*Short task 1*.
Please repeat, word for word, the lines in the records below between the line holding "266, 70, 283]" and the line holding "87, 556, 104]", inclusive.

*Passage shown*.
____
Optimize a Sql subquery containing multiple inner joins and aggregate functions

Question 1

I have a select statement which is infact a subquery within a larger select statement built up programmatically. The problem is if I elect to include this subquery it acts as a bottle neck and the whole query becomes painfully slow.

An example of the data is as follows:

Payment
.Receipt_no|.Person |.Payment_date|.Type|.Reversed| 
 2|John |01/02/2001 |PA | |
 1|John |01/02/2001 |GX | |
 3|David |15/04/2003 |PA | |
 6|Mike |26/07/2002 |PA |R |
 5|John |01/01/2001 |PA | |
 4|Mike |13/05/2000 |GX | |
 8|Mike |27/11/2004 |PA | |
 7|David |05/12/2003 |PA |R |
 9|David |15/04/2003 |PA | |

The subquery is as follows :

select Payment.Person, 
Payment.amount 
from Payment
inner join (Select min([min_Receipt].Person) 'Person',
 min([min_Receipt].Receipt_no) 'Receipt_no' 
 from Payment [min_Receipt] 
 inner join (select min(Person) 'Person', 
 min(Payment_date) 'Payment_date' 
 from Payment
 where Payment.reversed != 'R' and Payment.Type != 'GX' 
 group by Payment.Person) [min_date] 
 on [min_date].Person= [min_Receipt].Person and [min_date].Payment_date = [min_Receipt].Payment_date 
 where [min_Receipt].reversed != 'R' and [min_Receipt].Type != 'GX' 
 group by [min_Receipt].Person) [1stPayment] 
on [1stPayment].Receipt_no = Payment.Receipt_no

This retrieves the first payment of each person by .Payment_date (ascending), .Receipt_no (ascending) where .type is not 'GX' and .Reversed is not 'R'. As Follows:

Payment
.Receipt_No|.Person|.Payment_date
 5|John |01/01/2001
 3|David |15/04/2003
 8|Mike |27/11/2004

~~(削除) I am unable to move the subquery out to a temporary table as temporary tables are simply not supported within the programming language used by my application. (削除ここまで)~~

Edit : Incorrect statement. Temporary tables are supported and therefore this is a valid option.
____
*Short task 2*.
Quote the SQL subquery post above between "Optimize a Sql" and "becomes painfully slow.", inclusive.

Annotations of image regions:
____
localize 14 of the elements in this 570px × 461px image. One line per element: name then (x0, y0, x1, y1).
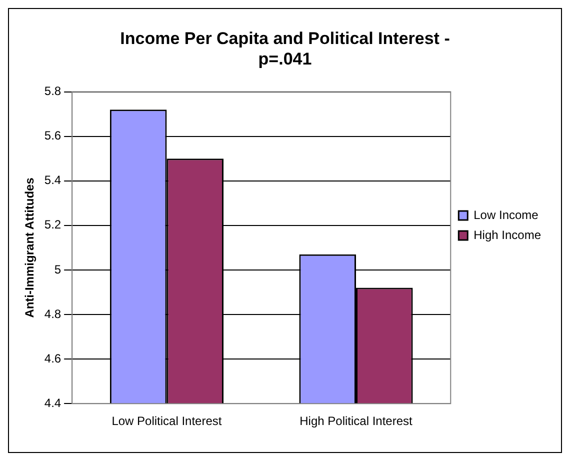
legend-label: High Income (474, 228, 542, 242)
y-tick-label: 5.8 (44, 84, 62, 98)
y-tick-label: 5.2 (44, 218, 62, 232)
y-axis-title: Anti-Immigrant Attitudes (22, 177, 37, 318)
legend-label: Low Income (474, 208, 539, 222)
y-tick-label: 5.6 (44, 128, 62, 143)
y-tick-label: 5.4 (44, 173, 62, 188)
y-tick-label: 4.6 (44, 351, 62, 366)
y-tick-label: 4.4 (44, 396, 62, 410)
x-tick-label: Low Political Interest (112, 414, 222, 428)
y-tick-label: 4.8 (44, 306, 62, 321)
chart-title: Income Per Capita and Political Interest - p=.041 (120, 28, 450, 68)
x-tick-label: High Political Interest (300, 414, 414, 428)
y-tick-label: 5 (54, 262, 62, 276)
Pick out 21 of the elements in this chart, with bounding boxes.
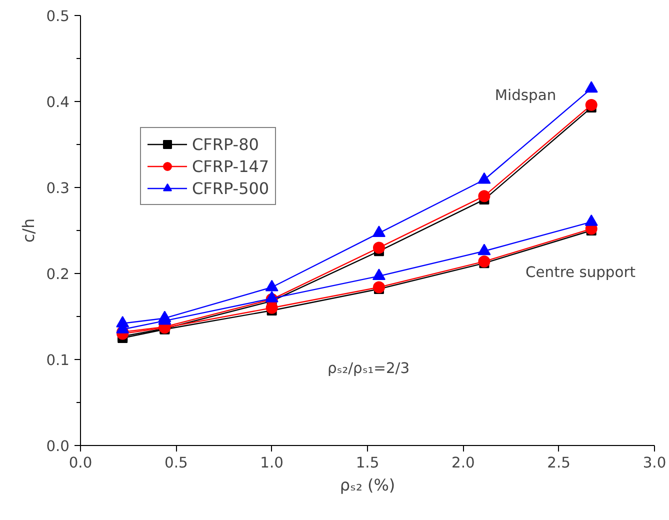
y-tick-label: 0.2	[46, 266, 70, 283]
legend-label: CFRP-147	[192, 156, 270, 176]
x-tick-label: 0.5	[164, 454, 188, 472]
y-axis-title: c/h	[19, 218, 38, 243]
x-tick-label: 3.0	[642, 454, 666, 472]
x-tick-label: 2.0	[452, 454, 475, 472]
x-tick-label: 2.5	[547, 454, 570, 472]
y-tick-label: 0.0	[46, 438, 70, 455]
x-tick-label: 0.0	[68, 454, 92, 472]
y-tick-label: 0.3	[46, 180, 70, 197]
annotation: ρₛ₂/ρₛ₁=2/3	[327, 360, 410, 377]
x-axis-title: ρₛ₂ (%)	[340, 476, 396, 494]
annotation: Midspan	[494, 87, 556, 104]
annotation: Centre support	[526, 264, 636, 281]
x-tick-label: 1.0	[260, 454, 284, 472]
legend-label: CFRP-80	[192, 134, 259, 154]
y-tick-label: 0.5	[46, 8, 70, 25]
y-tick-label: 0.1	[46, 352, 70, 369]
x-tick-label: 1.5	[356, 454, 380, 472]
legend-label: CFRP-500	[192, 178, 270, 198]
y-tick-label: 0.4	[46, 94, 70, 111]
____
*Correct output 1*.
y-tick-label: 0.2	[46, 266, 70, 283]
legend-label: CFRP-147	[192, 156, 270, 176]
x-tick-label: 0.5	[164, 454, 188, 472]
y-axis-title: c/h	[19, 218, 38, 243]
x-tick-label: 3.0	[642, 454, 666, 472]
x-tick-label: 2.0	[452, 454, 475, 472]
x-tick-label: 2.5	[547, 454, 570, 472]
y-tick-label: 0.0	[46, 438, 70, 455]
x-tick-label: 0.0	[68, 454, 92, 472]
y-tick-label: 0.3	[46, 180, 70, 197]
annotation: ρₛ₂/ρₛ₁=2/3	[327, 360, 410, 377]
x-axis-title: ρₛ₂ (%)	[340, 476, 396, 494]
annotation: Midspan	[494, 87, 556, 104]

*Correct output 2*.
Optimize a Sql subquery containing multiple inner joins and aggregate functions

Question 1

I have a select statement which is infact a subquery within a larger select statement built up programmatically. The problem is if I elect to include this subquery it acts as a bottle neck and the whole query becomes painfully slow.